● **Records**:
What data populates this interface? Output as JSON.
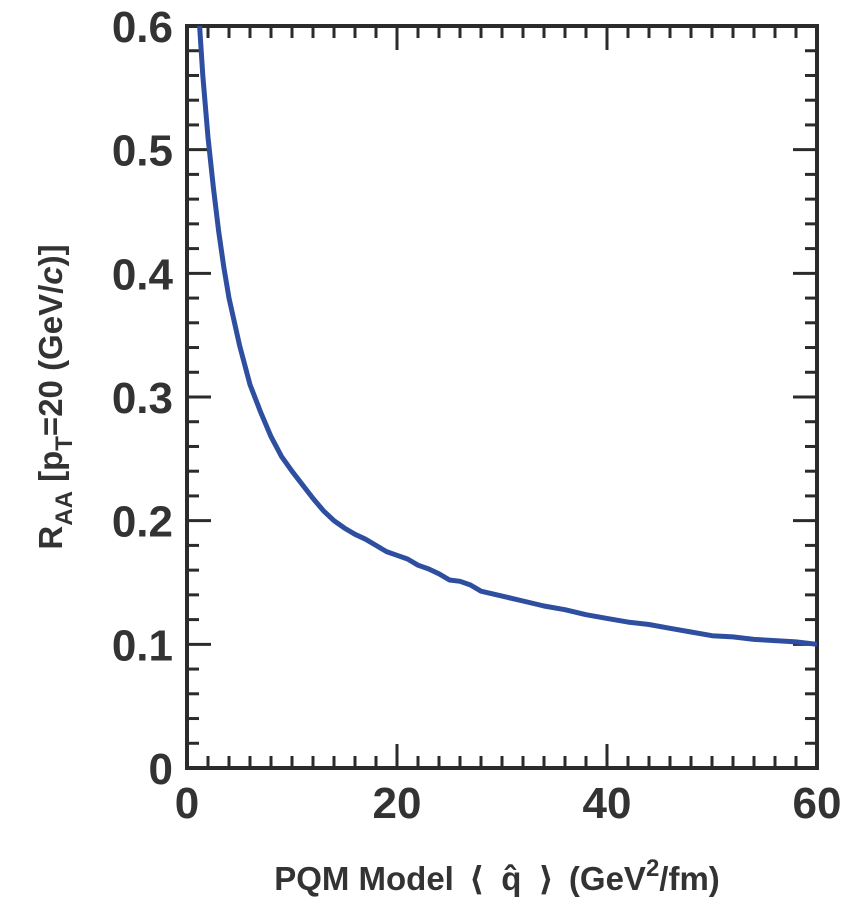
{
  "chart_data": {
    "type": "line",
    "title": "",
    "xlabel": {
      "prefix": "PQM Model",
      "langle": "⟨",
      "symbol": "q̂",
      "rangle": "⟩",
      "unit_pre": "(GeV",
      "unit_sup": "2",
      "unit_post": "/fm)"
    },
    "ylabel": {
      "main": "R",
      "sub": "AA",
      "mid1": " [p",
      "sub2": "T",
      "mid2": "=20 (GeV/",
      "italic": "c",
      "end": ")]"
    },
    "xlim": [
      0,
      60
    ],
    "ylim": [
      0,
      0.6
    ],
    "x_ticks": [
      0,
      20,
      40,
      60
    ],
    "x_tick_labels": [
      "0",
      "20",
      "40",
      "60"
    ],
    "y_ticks": [
      0,
      0.1,
      0.2,
      0.3,
      0.4,
      0.5,
      0.6
    ],
    "y_tick_labels": [
      "0",
      "0.1",
      "0.2",
      "0.3",
      "0.4",
      "0.5",
      "0.6"
    ],
    "grid": false,
    "series": [
      {
        "color": "#2e4fa0",
        "x": [
          1.2,
          1.5,
          2,
          2.5,
          3,
          3.5,
          4,
          5,
          6,
          7,
          8,
          9,
          10,
          11,
          12,
          13,
          14,
          15,
          16,
          17,
          18,
          19,
          20,
          21,
          22,
          23,
          24,
          25,
          26,
          27,
          28,
          30,
          32,
          34,
          36,
          38,
          40,
          42,
          44,
          46,
          48,
          50,
          52,
          54,
          56,
          58,
          60
        ],
        "y": [
          0.6,
          0.56,
          0.51,
          0.47,
          0.435,
          0.405,
          0.38,
          0.342,
          0.31,
          0.288,
          0.268,
          0.252,
          0.24,
          0.229,
          0.218,
          0.208,
          0.2,
          0.194,
          0.189,
          0.185,
          0.18,
          0.175,
          0.172,
          0.169,
          0.164,
          0.161,
          0.157,
          0.152,
          0.151,
          0.148,
          0.143,
          0.139,
          0.135,
          0.131,
          0.128,
          0.124,
          0.121,
          0.118,
          0.116,
          0.113,
          0.11,
          0.107,
          0.106,
          0.104,
          0.103,
          0.102,
          0.1
        ]
      }
    ]
  }
}
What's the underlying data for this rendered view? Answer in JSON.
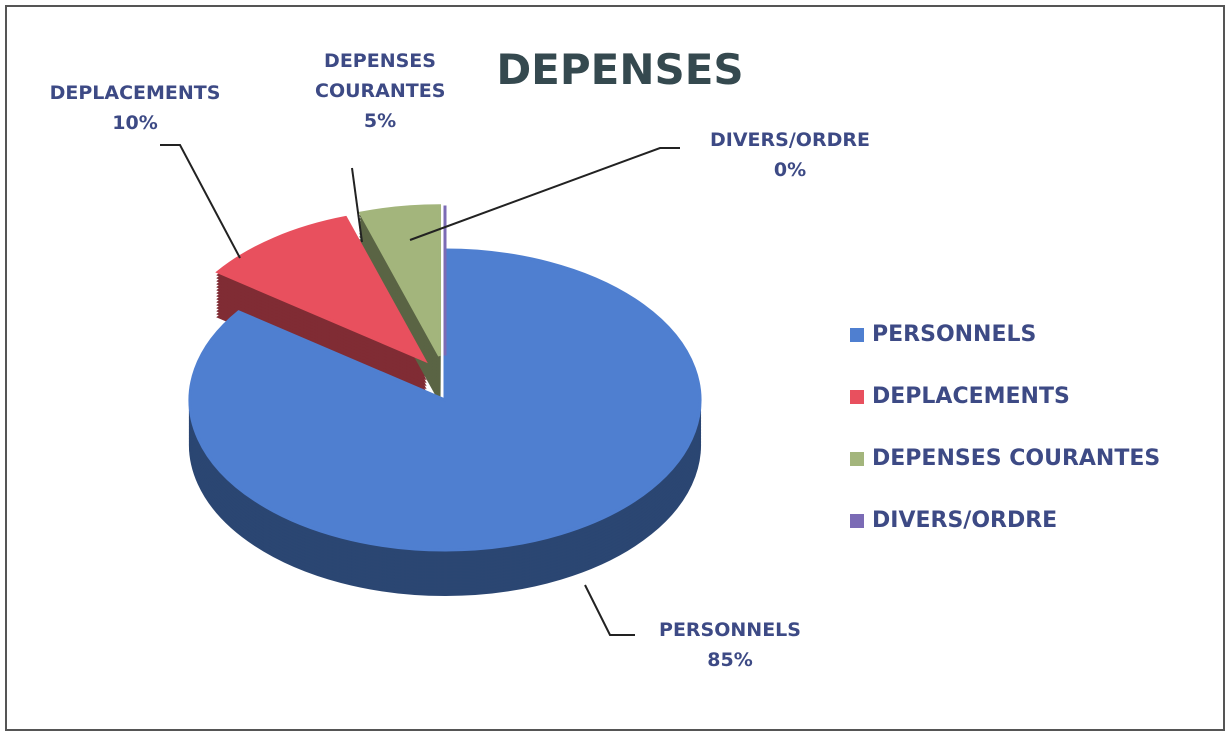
{
  "chart_data": {
    "type": "pie",
    "title": "DEPENSES",
    "categories": [
      "PERSONNELS",
      "DEPLACEMENTS",
      "DEPENSES COURANTES",
      "DIVERS/ORDRE"
    ],
    "values": [
      85,
      10,
      5,
      0
    ],
    "value_labels": [
      "85%",
      "10%",
      "5%",
      "0%"
    ],
    "colors": [
      "#4f7fd0",
      "#e8505e",
      "#a3b57c",
      "#7b6bb5"
    ],
    "legend": "right"
  }
}
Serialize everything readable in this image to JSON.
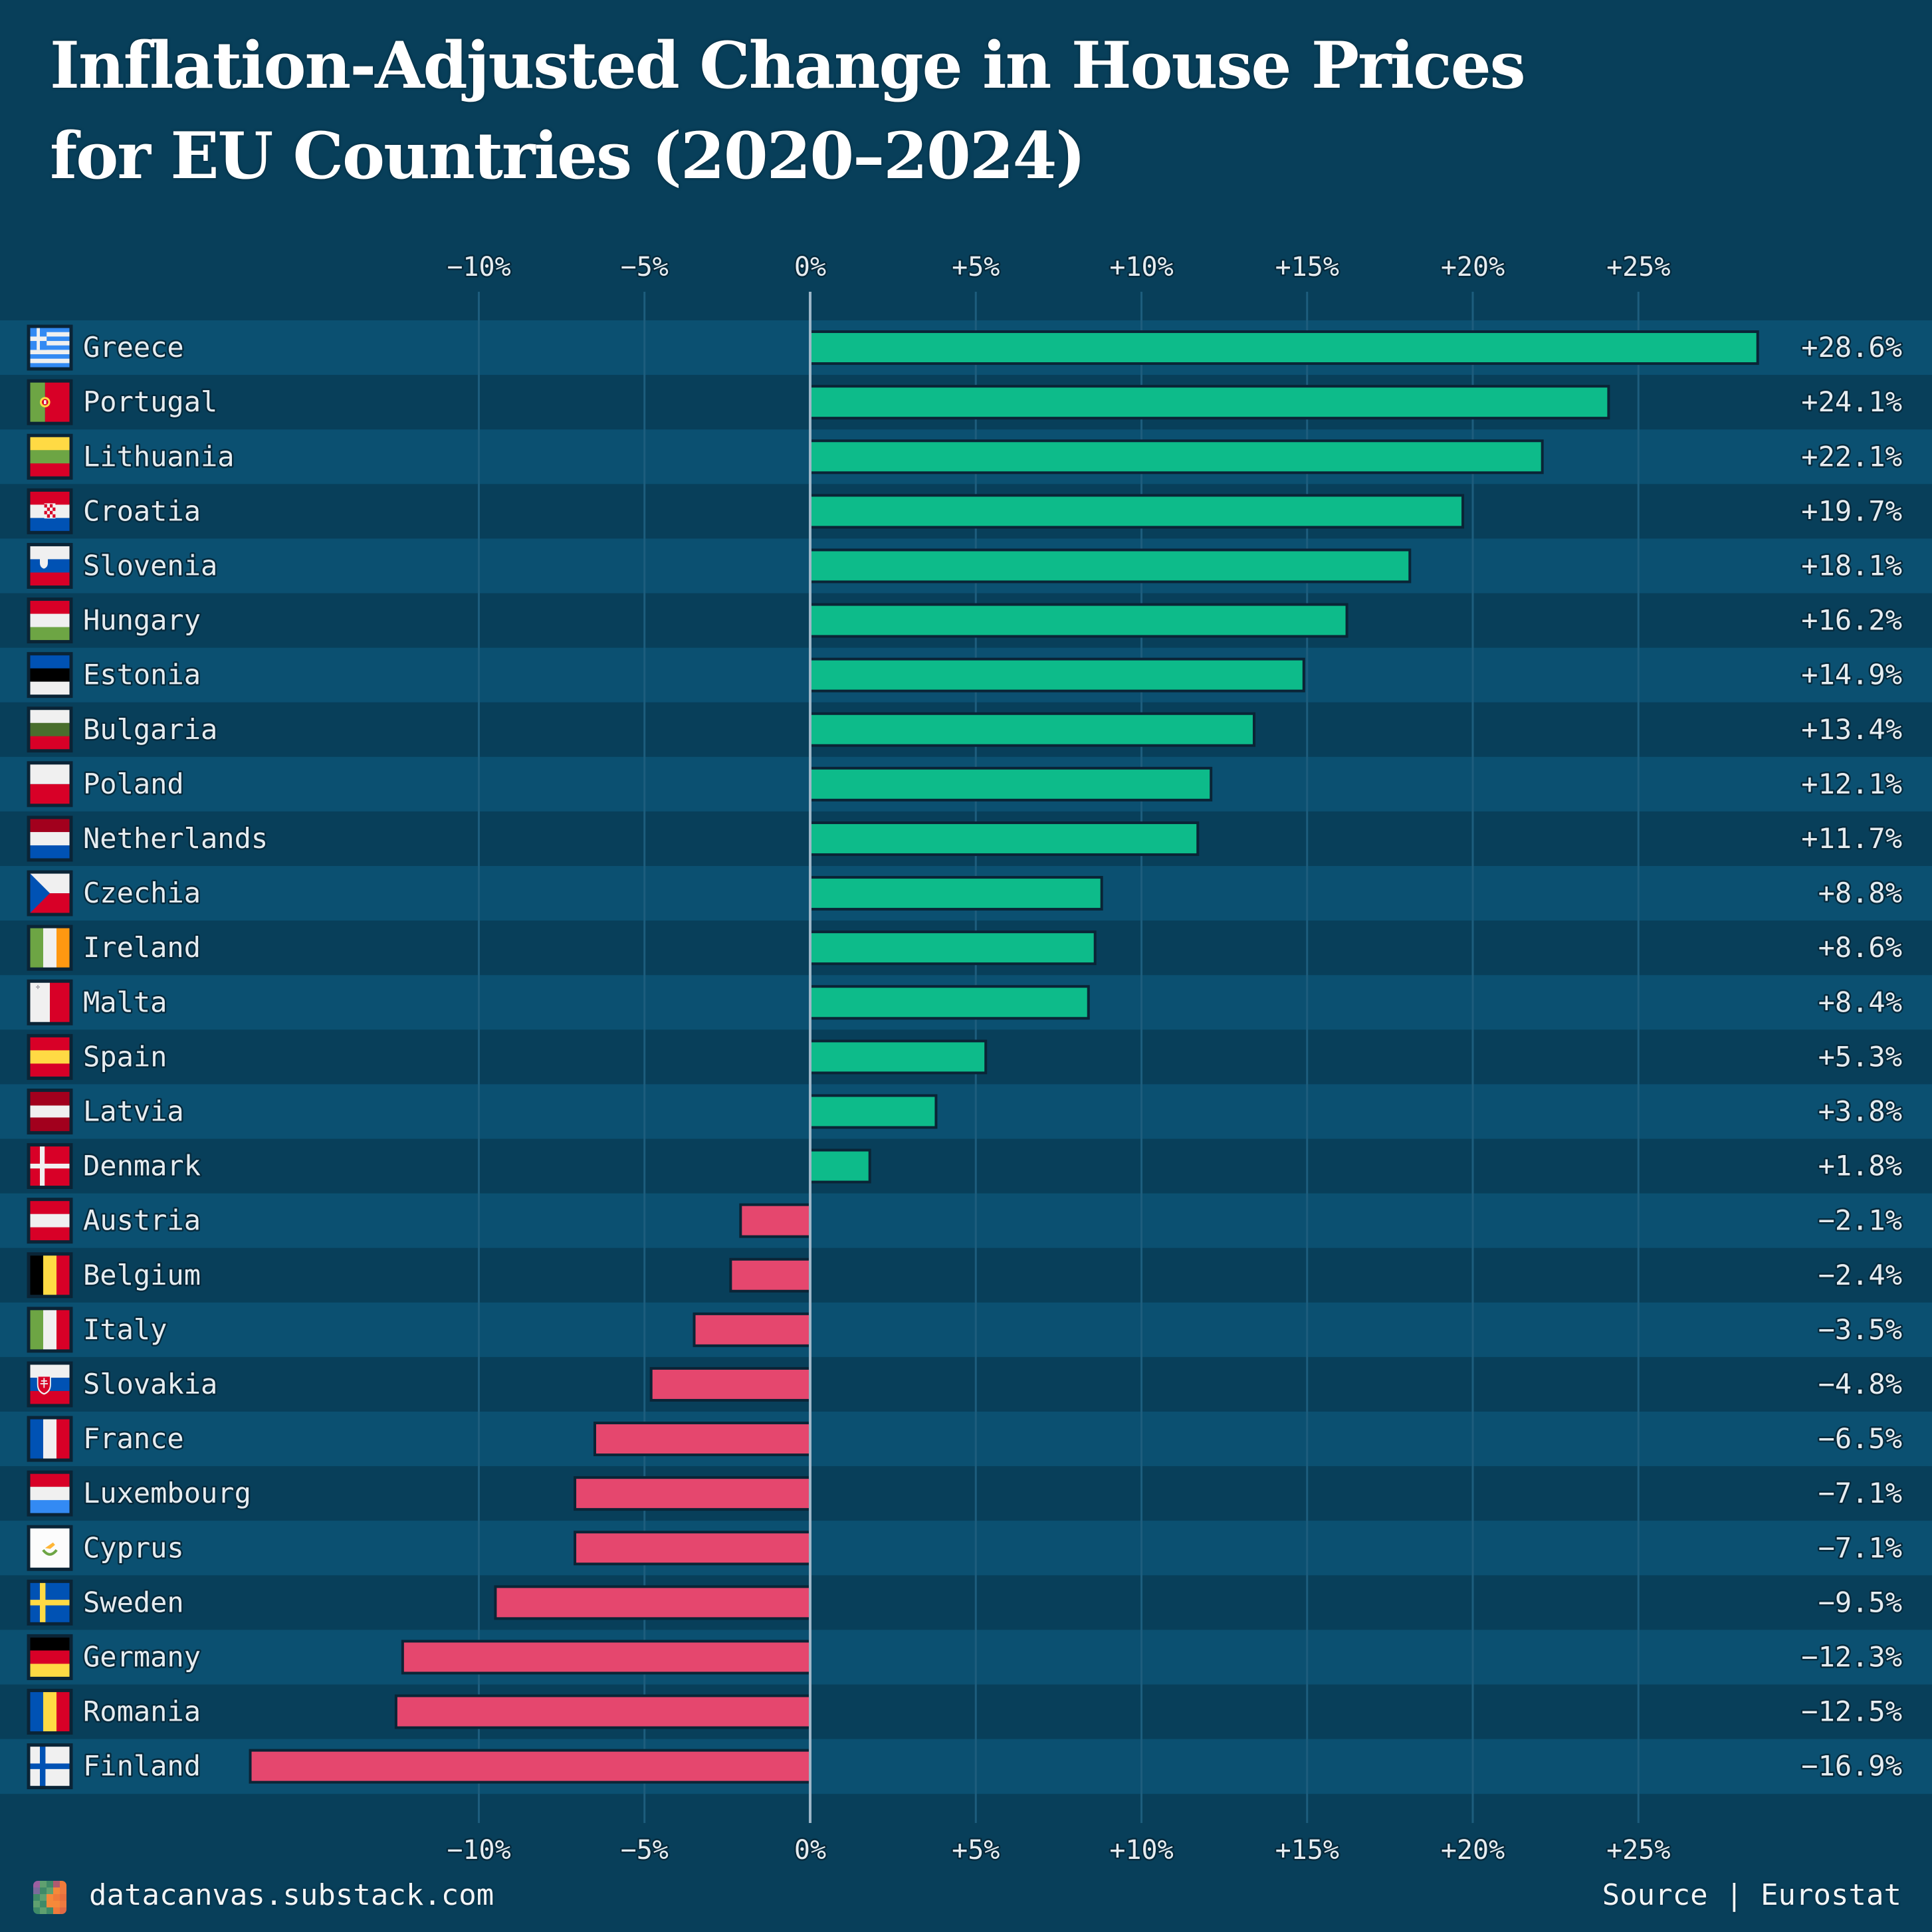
{
  "title": {
    "line1": "Inflation-Adjusted Change in House Prices",
    "line2": "for EU Countries (2020–2024)"
  },
  "colors": {
    "background": "#083f5a",
    "row_band_light": "#0b5071",
    "row_band_dark": "#083f5a",
    "gridline": "#1d5d7d",
    "zero_line": "#9db6c8",
    "positive_bar": "#0dbb8a",
    "negative_bar": "#e5476e",
    "bar_border": "#0a2436",
    "text": "#e6ecf0"
  },
  "footer": {
    "site": "datacanvas.substack.com",
    "source": "Source | Eurostat",
    "logo_icon": "pixel-mosaic-logo-icon"
  },
  "chart_data": {
    "type": "bar",
    "orientation": "horizontal",
    "title": "Inflation-Adjusted Change in House Prices for EU Countries (2020–2024)",
    "xlabel": "",
    "ylabel": "",
    "xlim": [
      -17,
      30
    ],
    "x_ticks": [
      -10,
      -5,
      0,
      5,
      10,
      15,
      20,
      25
    ],
    "x_tick_labels": [
      "−10%",
      "−5%",
      "0%",
      "+5%",
      "+10%",
      "+15%",
      "+20%",
      "+25%"
    ],
    "tick_labels_position": "top-and-bottom",
    "grid": true,
    "legend": "none",
    "source": "Eurostat",
    "categories": [
      "Greece",
      "Portugal",
      "Lithuania",
      "Croatia",
      "Slovenia",
      "Hungary",
      "Estonia",
      "Bulgaria",
      "Poland",
      "Netherlands",
      "Czechia",
      "Ireland",
      "Malta",
      "Spain",
      "Latvia",
      "Denmark",
      "Austria",
      "Belgium",
      "Italy",
      "Slovakia",
      "France",
      "Luxembourg",
      "Cyprus",
      "Sweden",
      "Germany",
      "Romania",
      "Finland"
    ],
    "values": [
      28.6,
      24.1,
      22.1,
      19.7,
      18.1,
      16.2,
      14.9,
      13.4,
      12.1,
      11.7,
      8.8,
      8.6,
      8.4,
      5.3,
      3.8,
      1.8,
      -2.1,
      -2.4,
      -3.5,
      -4.8,
      -6.5,
      -7.1,
      -7.1,
      -9.5,
      -12.3,
      -12.5,
      -16.9
    ],
    "value_labels": [
      "+28.6%",
      "+24.1%",
      "+22.1%",
      "+19.7%",
      "+18.1%",
      "+16.2%",
      "+14.9%",
      "+13.4%",
      "+12.1%",
      "+11.7%",
      "+8.8%",
      "+8.6%",
      "+8.4%",
      "+5.3%",
      "+3.8%",
      "+1.8%",
      "−2.1%",
      "−2.4%",
      "−3.5%",
      "−4.8%",
      "−6.5%",
      "−7.1%",
      "−7.1%",
      "−9.5%",
      "−12.3%",
      "−12.5%",
      "−16.9%"
    ],
    "flag_icons": [
      "greece-flag-icon",
      "portugal-flag-icon",
      "lithuania-flag-icon",
      "croatia-flag-icon",
      "slovenia-flag-icon",
      "hungary-flag-icon",
      "estonia-flag-icon",
      "bulgaria-flag-icon",
      "poland-flag-icon",
      "netherlands-flag-icon",
      "czechia-flag-icon",
      "ireland-flag-icon",
      "malta-flag-icon",
      "spain-flag-icon",
      "latvia-flag-icon",
      "denmark-flag-icon",
      "austria-flag-icon",
      "belgium-flag-icon",
      "italy-flag-icon",
      "slovakia-flag-icon",
      "france-flag-icon",
      "luxembourg-flag-icon",
      "cyprus-flag-icon",
      "sweden-flag-icon",
      "germany-flag-icon",
      "romania-flag-icon",
      "finland-flag-icon"
    ]
  }
}
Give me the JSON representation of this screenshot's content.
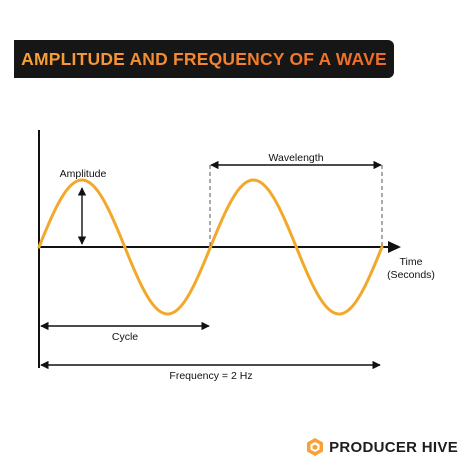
{
  "header": {
    "title": "AMPLITUDE AND FREQUENCY OF A WAVE"
  },
  "labels": {
    "amplitude": "Amplitude",
    "wavelength": "Wavelength",
    "time_line1": "Time",
    "time_line2": "(Seconds)",
    "cycle": "Cycle",
    "frequency": "Frequency = 2 Hz"
  },
  "brand": {
    "name": "PRODUCER HIVE",
    "icon": "producer-hive-logo-icon"
  },
  "colors": {
    "wave": "#f2a92b",
    "title_start": "#f7a13a",
    "title_end": "#ef6a28",
    "banner_bg": "#161616",
    "brand_icon": "#f5a23a"
  }
}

● **Given problem**:
Each line of the data should be quoted exactly, with pictures left out.

● **Correct answer**:
What data populates this interface? Output as JSON.
{
  "chart_data": {
    "type": "line",
    "title": "",
    "xlabel": {
      "prefix": "PQM Model",
      "langle": "⟨",
      "symbol": "q̂",
      "rangle": "⟩",
      "unit_pre": "(GeV",
      "unit_sup": "2",
      "unit_post": "/fm)"
    },
    "ylabel": {
      "main": "R",
      "sub": "AA",
      "mid1": " [p",
      "sub2": "T",
      "mid2": "=20 (GeV/",
      "italic": "c",
      "end": ")]"
    },
    "xlim": [
      0,
      60
    ],
    "ylim": [
      0,
      0.6
    ],
    "x_ticks": [
      0,
      20,
      40,
      60
    ],
    "x_tick_labels": [
      "0",
      "20",
      "40",
      "60"
    ],
    "y_ticks": [
      0,
      0.1,
      0.2,
      0.3,
      0.4,
      0.5,
      0.6
    ],
    "y_tick_labels": [
      "0",
      "0.1",
      "0.2",
      "0.3",
      "0.4",
      "0.5",
      "0.6"
    ],
    "grid": false,
    "series": [
      {
        "color": "#2e4fa0",
        "x": [
          1.2,
          1.5,
          2,
          2.5,
          3,
          3.5,
          4,
          5,
          6,
          7,
          8,
          9,
          10,
          11,
          12,
          13,
          14,
          15,
          16,
          17,
          18,
          19,
          20,
          21,
          22,
          23,
          24,
          25,
          26,
          27,
          28,
          30,
          32,
          34,
          36,
          38,
          40,
          42,
          44,
          46,
          48,
          50,
          52,
          54,
          56,
          58,
          60
        ],
        "y": [
          0.6,
          0.56,
          0.51,
          0.47,
          0.435,
          0.405,
          0.38,
          0.342,
          0.31,
          0.288,
          0.268,
          0.252,
          0.24,
          0.229,
          0.218,
          0.208,
          0.2,
          0.194,
          0.189,
          0.185,
          0.18,
          0.175,
          0.172,
          0.169,
          0.164,
          0.161,
          0.157,
          0.152,
          0.151,
          0.148,
          0.143,
          0.139,
          0.135,
          0.131,
          0.128,
          0.124,
          0.121,
          0.118,
          0.116,
          0.113,
          0.11,
          0.107,
          0.106,
          0.104,
          0.103,
          0.102,
          0.1
        ]
      }
    ]
  }
}
What's the underlying data for this rendered view? Answer in JSON.
{
  "chart_data": {
    "type": "pie",
    "title": "DEPENSES",
    "categories": [
      "PERSONNELS",
      "DEPLACEMENTS",
      "DEPENSES COURANTES",
      "DIVERS/ORDRE"
    ],
    "values": [
      85,
      10,
      5,
      0
    ],
    "value_labels": [
      "85%",
      "10%",
      "5%",
      "0%"
    ],
    "colors": [
      "#4f7fd0",
      "#e8505e",
      "#a3b57c",
      "#7b6bb5"
    ],
    "legend": "right"
  }
}
Serialize everything readable in this image to JSON.
{
  "title": {
    "line1": "Inflation-Adjusted Change in House Prices",
    "line2": "for EU Countries (2020–2024)"
  },
  "colors": {
    "background": "#083f5a",
    "row_band_light": "#0b5071",
    "row_band_dark": "#083f5a",
    "gridline": "#1d5d7d",
    "zero_line": "#9db6c8",
    "positive_bar": "#0dbb8a",
    "negative_bar": "#e5476e",
    "bar_border": "#0a2436",
    "text": "#e6ecf0"
  },
  "footer": {
    "site": "datacanvas.substack.com",
    "source": "Source | Eurostat",
    "logo_icon": "pixel-mosaic-logo-icon"
  },
  "chart_data": {
    "type": "bar",
    "orientation": "horizontal",
    "title": "Inflation-Adjusted Change in House Prices for EU Countries (2020–2024)",
    "xlabel": "",
    "ylabel": "",
    "xlim": [
      -17,
      30
    ],
    "x_ticks": [
      -10,
      -5,
      0,
      5,
      10,
      15,
      20,
      25
    ],
    "x_tick_labels": [
      "−10%",
      "−5%",
      "0%",
      "+5%",
      "+10%",
      "+15%",
      "+20%",
      "+25%"
    ],
    "tick_labels_position": "top-and-bottom",
    "grid": true,
    "legend": "none",
    "source": "Eurostat",
    "categories": [
      "Greece",
      "Portugal",
      "Lithuania",
      "Croatia",
      "Slovenia",
      "Hungary",
      "Estonia",
      "Bulgaria",
      "Poland",
      "Netherlands",
      "Czechia",
      "Ireland",
      "Malta",
      "Spain",
      "Latvia",
      "Denmark",
      "Austria",
      "Belgium",
      "Italy",
      "Slovakia",
      "France",
      "Luxembourg",
      "Cyprus",
      "Sweden",
      "Germany",
      "Romania",
      "Finland"
    ],
    "values": [
      28.6,
      24.1,
      22.1,
      19.7,
      18.1,
      16.2,
      14.9,
      13.4,
      12.1,
      11.7,
      8.8,
      8.6,
      8.4,
      5.3,
      3.8,
      1.8,
      -2.1,
      -2.4,
      -3.5,
      -4.8,
      -6.5,
      -7.1,
      -7.1,
      -9.5,
      -12.3,
      -12.5,
      -16.9
    ],
    "value_labels": [
      "+28.6%",
      "+24.1%",
      "+22.1%",
      "+19.7%",
      "+18.1%",
      "+16.2%",
      "+14.9%",
      "+13.4%",
      "+12.1%",
      "+11.7%",
      "+8.8%",
      "+8.6%",
      "+8.4%",
      "+5.3%",
      "+3.8%",
      "+1.8%",
      "−2.1%",
      "−2.4%",
      "−3.5%",
      "−4.8%",
      "−6.5%",
      "−7.1%",
      "−7.1%",
      "−9.5%",
      "−12.3%",
      "−12.5%",
      "−16.9%"
    ],
    "flag_icons": [
      "greece-flag-icon",
      "portugal-flag-icon",
      "lithuania-flag-icon",
      "croatia-flag-icon",
      "slovenia-flag-icon",
      "hungary-flag-icon",
      "estonia-flag-icon",
      "bulgaria-flag-icon",
      "poland-flag-icon",
      "netherlands-flag-icon",
      "czechia-flag-icon",
      "ireland-flag-icon",
      "malta-flag-icon",
      "spain-flag-icon",
      "latvia-flag-icon",
      "denmark-flag-icon",
      "austria-flag-icon",
      "belgium-flag-icon",
      "italy-flag-icon",
      "slovakia-flag-icon",
      "france-flag-icon",
      "luxembourg-flag-icon",
      "cyprus-flag-icon",
      "sweden-flag-icon",
      "germany-flag-icon",
      "romania-flag-icon",
      "finland-flag-icon"
    ]
  }
}
Give me the JSON representation of this screenshot's content.
{
  "header": {
    "title": "AMPLITUDE AND FREQUENCY OF A WAVE"
  },
  "labels": {
    "amplitude": "Amplitude",
    "wavelength": "Wavelength",
    "time_line1": "Time",
    "time_line2": "(Seconds)",
    "cycle": "Cycle",
    "frequency": "Frequency = 2 Hz"
  },
  "brand": {
    "name": "PRODUCER HIVE",
    "icon": "producer-hive-logo-icon"
  },
  "colors": {
    "wave": "#f2a92b",
    "title_start": "#f7a13a",
    "title_end": "#ef6a28",
    "banner_bg": "#161616",
    "brand_icon": "#f5a23a"
  }
}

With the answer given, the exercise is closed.